-- START OF INPUT DATA --
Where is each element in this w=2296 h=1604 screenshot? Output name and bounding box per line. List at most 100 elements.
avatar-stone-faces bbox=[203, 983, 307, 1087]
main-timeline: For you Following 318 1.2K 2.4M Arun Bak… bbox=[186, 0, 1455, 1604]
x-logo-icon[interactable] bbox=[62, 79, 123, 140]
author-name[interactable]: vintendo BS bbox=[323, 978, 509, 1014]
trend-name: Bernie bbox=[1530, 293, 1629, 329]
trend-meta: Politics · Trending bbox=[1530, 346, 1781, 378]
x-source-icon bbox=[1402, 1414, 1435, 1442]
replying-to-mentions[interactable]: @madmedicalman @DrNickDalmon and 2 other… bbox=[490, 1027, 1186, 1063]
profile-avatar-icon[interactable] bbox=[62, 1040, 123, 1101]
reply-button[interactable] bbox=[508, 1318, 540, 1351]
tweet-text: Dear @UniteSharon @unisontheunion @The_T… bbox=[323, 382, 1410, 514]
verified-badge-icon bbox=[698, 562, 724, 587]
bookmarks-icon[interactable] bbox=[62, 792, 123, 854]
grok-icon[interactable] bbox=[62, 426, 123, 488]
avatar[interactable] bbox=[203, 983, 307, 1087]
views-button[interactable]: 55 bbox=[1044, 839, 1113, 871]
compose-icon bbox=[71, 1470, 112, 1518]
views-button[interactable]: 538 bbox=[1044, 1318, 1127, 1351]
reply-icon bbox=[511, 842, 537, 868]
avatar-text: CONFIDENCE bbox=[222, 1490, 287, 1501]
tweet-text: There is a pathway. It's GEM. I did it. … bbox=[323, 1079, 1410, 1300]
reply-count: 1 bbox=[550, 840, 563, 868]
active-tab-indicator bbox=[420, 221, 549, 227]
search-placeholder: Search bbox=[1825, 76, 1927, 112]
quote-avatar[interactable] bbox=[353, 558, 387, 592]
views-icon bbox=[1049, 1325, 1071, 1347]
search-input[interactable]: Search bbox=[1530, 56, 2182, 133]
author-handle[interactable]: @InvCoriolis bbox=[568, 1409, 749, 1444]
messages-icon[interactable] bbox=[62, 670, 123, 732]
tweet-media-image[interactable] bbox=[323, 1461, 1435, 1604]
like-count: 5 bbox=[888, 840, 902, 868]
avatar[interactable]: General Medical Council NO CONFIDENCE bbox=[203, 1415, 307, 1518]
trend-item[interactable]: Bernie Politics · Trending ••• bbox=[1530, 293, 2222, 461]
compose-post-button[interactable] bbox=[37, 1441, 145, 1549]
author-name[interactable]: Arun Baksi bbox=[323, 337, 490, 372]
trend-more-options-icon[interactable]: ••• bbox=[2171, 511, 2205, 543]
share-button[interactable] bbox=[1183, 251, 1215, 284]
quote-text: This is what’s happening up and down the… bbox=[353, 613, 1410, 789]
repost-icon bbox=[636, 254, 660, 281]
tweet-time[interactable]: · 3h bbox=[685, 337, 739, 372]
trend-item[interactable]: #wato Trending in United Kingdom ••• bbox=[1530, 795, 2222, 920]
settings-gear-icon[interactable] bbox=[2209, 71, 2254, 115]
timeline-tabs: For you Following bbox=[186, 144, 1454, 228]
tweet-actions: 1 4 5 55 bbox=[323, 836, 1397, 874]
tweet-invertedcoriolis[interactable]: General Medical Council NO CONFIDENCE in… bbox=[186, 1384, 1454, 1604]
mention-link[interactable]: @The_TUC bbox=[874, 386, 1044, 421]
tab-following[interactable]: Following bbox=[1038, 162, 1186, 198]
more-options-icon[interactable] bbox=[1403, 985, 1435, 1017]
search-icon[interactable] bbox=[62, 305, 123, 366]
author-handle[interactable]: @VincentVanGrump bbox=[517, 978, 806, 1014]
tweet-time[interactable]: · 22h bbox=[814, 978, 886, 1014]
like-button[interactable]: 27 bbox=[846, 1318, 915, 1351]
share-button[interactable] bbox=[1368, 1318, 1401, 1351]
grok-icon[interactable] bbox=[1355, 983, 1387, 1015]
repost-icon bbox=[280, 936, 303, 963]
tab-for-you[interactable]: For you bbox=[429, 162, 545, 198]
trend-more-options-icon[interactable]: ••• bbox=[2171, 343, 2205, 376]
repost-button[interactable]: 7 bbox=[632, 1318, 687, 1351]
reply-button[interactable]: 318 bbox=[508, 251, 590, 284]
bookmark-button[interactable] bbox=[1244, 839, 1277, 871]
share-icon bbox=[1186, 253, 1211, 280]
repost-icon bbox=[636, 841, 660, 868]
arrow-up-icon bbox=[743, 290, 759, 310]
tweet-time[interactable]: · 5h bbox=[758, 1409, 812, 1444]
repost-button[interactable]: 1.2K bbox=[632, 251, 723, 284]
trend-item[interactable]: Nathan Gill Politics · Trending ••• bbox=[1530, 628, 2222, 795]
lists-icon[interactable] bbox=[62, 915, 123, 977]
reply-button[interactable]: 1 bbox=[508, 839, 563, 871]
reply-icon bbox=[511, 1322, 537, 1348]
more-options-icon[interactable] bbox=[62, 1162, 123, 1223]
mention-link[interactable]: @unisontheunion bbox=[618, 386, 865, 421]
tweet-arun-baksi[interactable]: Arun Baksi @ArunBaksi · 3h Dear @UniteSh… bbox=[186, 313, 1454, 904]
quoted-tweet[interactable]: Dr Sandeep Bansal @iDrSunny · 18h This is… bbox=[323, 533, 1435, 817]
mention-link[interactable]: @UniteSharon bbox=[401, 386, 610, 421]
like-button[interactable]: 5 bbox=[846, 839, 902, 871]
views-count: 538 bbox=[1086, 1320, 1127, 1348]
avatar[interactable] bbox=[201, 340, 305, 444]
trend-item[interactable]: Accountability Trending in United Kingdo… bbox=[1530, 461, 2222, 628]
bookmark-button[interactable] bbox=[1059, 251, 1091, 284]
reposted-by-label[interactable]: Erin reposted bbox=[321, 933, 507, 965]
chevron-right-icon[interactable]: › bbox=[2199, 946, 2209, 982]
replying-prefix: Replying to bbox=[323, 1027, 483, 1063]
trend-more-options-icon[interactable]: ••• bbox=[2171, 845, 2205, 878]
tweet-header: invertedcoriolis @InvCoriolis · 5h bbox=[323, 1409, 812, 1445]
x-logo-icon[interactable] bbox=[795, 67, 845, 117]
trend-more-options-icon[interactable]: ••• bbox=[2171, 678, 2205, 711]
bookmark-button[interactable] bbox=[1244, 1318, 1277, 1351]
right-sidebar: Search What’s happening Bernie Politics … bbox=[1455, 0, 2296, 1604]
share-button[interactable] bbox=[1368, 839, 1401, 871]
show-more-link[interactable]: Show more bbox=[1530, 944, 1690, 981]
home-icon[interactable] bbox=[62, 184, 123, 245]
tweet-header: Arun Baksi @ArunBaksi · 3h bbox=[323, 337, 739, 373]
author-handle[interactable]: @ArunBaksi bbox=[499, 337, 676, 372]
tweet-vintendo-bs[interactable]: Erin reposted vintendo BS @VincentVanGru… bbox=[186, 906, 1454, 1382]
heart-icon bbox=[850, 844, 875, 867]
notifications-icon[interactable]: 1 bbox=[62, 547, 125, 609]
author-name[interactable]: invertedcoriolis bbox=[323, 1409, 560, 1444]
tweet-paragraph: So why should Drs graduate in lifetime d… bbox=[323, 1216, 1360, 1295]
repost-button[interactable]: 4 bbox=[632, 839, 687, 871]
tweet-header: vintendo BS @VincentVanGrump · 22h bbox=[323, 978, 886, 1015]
-- END OF INPUT DATA --
## [WHAT YOU SHOULD DO]
Return every line above unchanged, character for character and in the same order.

## [THE SOLUTION]
Where is each element in this w=2296 h=1604 screenshot? Output name and bounding box per line. List at most 100 elements.
avatar-stone-faces bbox=[203, 983, 307, 1087]
main-timeline: For you Following 318 1.2K 2.4M Arun Bak… bbox=[186, 0, 1455, 1604]
x-logo-icon[interactable] bbox=[62, 79, 123, 140]
author-name[interactable]: vintendo BS bbox=[323, 978, 509, 1014]
trend-name: Bernie bbox=[1530, 293, 1629, 329]
trend-meta: Politics · Trending bbox=[1530, 346, 1781, 378]
x-source-icon bbox=[1402, 1414, 1435, 1442]
replying-to-mentions[interactable]: @madmedicalman @DrNickDalmon and 2 other… bbox=[490, 1027, 1186, 1063]
profile-avatar-icon[interactable] bbox=[62, 1040, 123, 1101]
reply-button[interactable] bbox=[508, 1318, 540, 1351]
tweet-text: Dear @UniteSharon @unisontheunion @The_T… bbox=[323, 382, 1410, 514]
verified-badge-icon bbox=[698, 562, 724, 587]
bookmarks-icon[interactable] bbox=[62, 792, 123, 854]
grok-icon[interactable] bbox=[62, 426, 123, 488]
avatar[interactable] bbox=[203, 983, 307, 1087]
views-button[interactable]: 55 bbox=[1044, 839, 1113, 871]
compose-icon bbox=[71, 1470, 112, 1518]
views-button[interactable]: 538 bbox=[1044, 1318, 1127, 1351]
reply-icon bbox=[511, 842, 537, 868]
avatar-text: CONFIDENCE bbox=[222, 1490, 287, 1501]
tweet-text: There is a pathway. It's GEM. I did it. … bbox=[323, 1079, 1410, 1300]
reply-count: 1 bbox=[550, 840, 563, 868]
active-tab-indicator bbox=[420, 221, 549, 227]
search-placeholder: Search bbox=[1825, 76, 1927, 112]
quote-avatar[interactable] bbox=[353, 558, 387, 592]
views-icon bbox=[1049, 1325, 1071, 1347]
search-input[interactable]: Search bbox=[1530, 56, 2182, 133]
author-handle[interactable]: @InvCoriolis bbox=[568, 1409, 749, 1444]
messages-icon[interactable] bbox=[62, 670, 123, 732]
tweet-media-image[interactable] bbox=[323, 1461, 1435, 1604]
like-count: 5 bbox=[888, 840, 902, 868]
avatar[interactable]: General Medical Council NO CONFIDENCE bbox=[203, 1415, 307, 1518]
trend-item[interactable]: Bernie Politics · Trending ••• bbox=[1530, 293, 2222, 461]
compose-post-button[interactable] bbox=[37, 1441, 145, 1549]
author-name[interactable]: Arun Baksi bbox=[323, 337, 490, 372]
trend-more-options-icon[interactable]: ••• bbox=[2171, 511, 2205, 543]
share-button[interactable] bbox=[1183, 251, 1215, 284]
quote-text: This is what’s happening up and down the… bbox=[353, 613, 1410, 789]
repost-icon bbox=[636, 254, 660, 281]
tweet-time[interactable]: · 3h bbox=[685, 337, 739, 372]
trend-item[interactable]: #wato Trending in United Kingdom ••• bbox=[1530, 795, 2222, 920]
settings-gear-icon[interactable] bbox=[2209, 71, 2254, 115]
timeline-tabs: For you Following bbox=[186, 144, 1454, 228]
tweet-actions: 1 4 5 55 bbox=[323, 836, 1397, 874]
tweet-invertedcoriolis[interactable]: General Medical Council NO CONFIDENCE in… bbox=[186, 1384, 1454, 1604]
mention-link[interactable]: @The_TUC bbox=[874, 386, 1044, 421]
tab-following[interactable]: Following bbox=[1038, 162, 1186, 198]
more-options-icon[interactable] bbox=[1403, 985, 1435, 1017]
search-icon[interactable] bbox=[62, 305, 123, 366]
author-handle[interactable]: @VincentVanGrump bbox=[517, 978, 806, 1014]
tweet-time[interactable]: · 22h bbox=[814, 978, 886, 1014]
like-button[interactable]: 27 bbox=[846, 1318, 915, 1351]
share-button[interactable] bbox=[1368, 1318, 1401, 1351]
grok-icon[interactable] bbox=[1355, 983, 1387, 1015]
repost-icon bbox=[280, 936, 303, 963]
tab-for-you[interactable]: For you bbox=[429, 162, 545, 198]
trend-more-options-icon[interactable]: ••• bbox=[2171, 343, 2205, 376]
repost-button[interactable]: 7 bbox=[632, 1318, 687, 1351]
reply-button[interactable]: 318 bbox=[508, 251, 590, 284]
bookmark-button[interactable] bbox=[1244, 839, 1277, 871]
share-icon bbox=[1186, 253, 1211, 280]
repost-icon bbox=[636, 841, 660, 868]
arrow-up-icon bbox=[743, 290, 759, 310]
tweet-time[interactable]: · 5h bbox=[758, 1409, 812, 1444]
repost-button[interactable]: 1.2K bbox=[632, 251, 723, 284]
trend-item[interactable]: Nathan Gill Politics · Trending ••• bbox=[1530, 628, 2222, 795]
lists-icon[interactable] bbox=[62, 915, 123, 977]
reply-button[interactable]: 1 bbox=[508, 839, 563, 871]
reply-icon bbox=[511, 1322, 537, 1348]
more-options-icon[interactable] bbox=[62, 1162, 123, 1223]
mention-link[interactable]: @unisontheunion bbox=[618, 386, 865, 421]
tweet-arun-baksi[interactable]: Arun Baksi @ArunBaksi · 3h Dear @UniteSh… bbox=[186, 313, 1454, 904]
quoted-tweet[interactable]: Dr Sandeep Bansal @iDrSunny · 18h This is… bbox=[323, 533, 1435, 817]
mention-link[interactable]: @UniteSharon bbox=[401, 386, 610, 421]
like-button[interactable]: 5 bbox=[846, 839, 902, 871]
views-count: 538 bbox=[1086, 1320, 1127, 1348]
avatar[interactable] bbox=[201, 340, 305, 444]
trend-item[interactable]: Accountability Trending in United Kingdo… bbox=[1530, 461, 2222, 628]
bookmark-button[interactable] bbox=[1059, 251, 1091, 284]
reposted-by-label[interactable]: Erin reposted bbox=[321, 933, 507, 965]
chevron-right-icon[interactable]: › bbox=[2199, 946, 2209, 982]
replying-prefix: Replying to bbox=[323, 1027, 483, 1063]
trend-more-options-icon[interactable]: ••• bbox=[2171, 845, 2205, 878]
tweet-header: invertedcoriolis @InvCoriolis · 5h bbox=[323, 1409, 812, 1445]
x-logo-icon[interactable] bbox=[795, 67, 845, 117]
trend-more-options-icon[interactable]: ••• bbox=[2171, 678, 2205, 711]
bookmark-button[interactable] bbox=[1244, 1318, 1277, 1351]
right-sidebar: Search What’s happening Bernie Politics … bbox=[1455, 0, 2296, 1604]
share-button[interactable] bbox=[1368, 839, 1401, 871]
show-more-link[interactable]: Show more bbox=[1530, 944, 1690, 981]
home-icon[interactable] bbox=[62, 184, 123, 245]
tweet-header: Arun Baksi @ArunBaksi · 3h bbox=[323, 337, 739, 373]
author-handle[interactable]: @ArunBaksi bbox=[499, 337, 676, 372]
tweet-vintendo-bs[interactable]: Erin reposted vintendo BS @VincentVanGru… bbox=[186, 906, 1454, 1382]
heart-icon bbox=[850, 844, 875, 867]
notifications-icon[interactable]: 1 bbox=[62, 547, 125, 609]
author-name[interactable]: invertedcoriolis bbox=[323, 1409, 560, 1444]
tweet-paragraph: So why should Drs graduate in lifetime d… bbox=[323, 1216, 1360, 1295]
repost-button[interactable]: 4 bbox=[632, 839, 687, 871]
tweet-header: vintendo BS @VincentVanGrump · 22h bbox=[323, 978, 886, 1015]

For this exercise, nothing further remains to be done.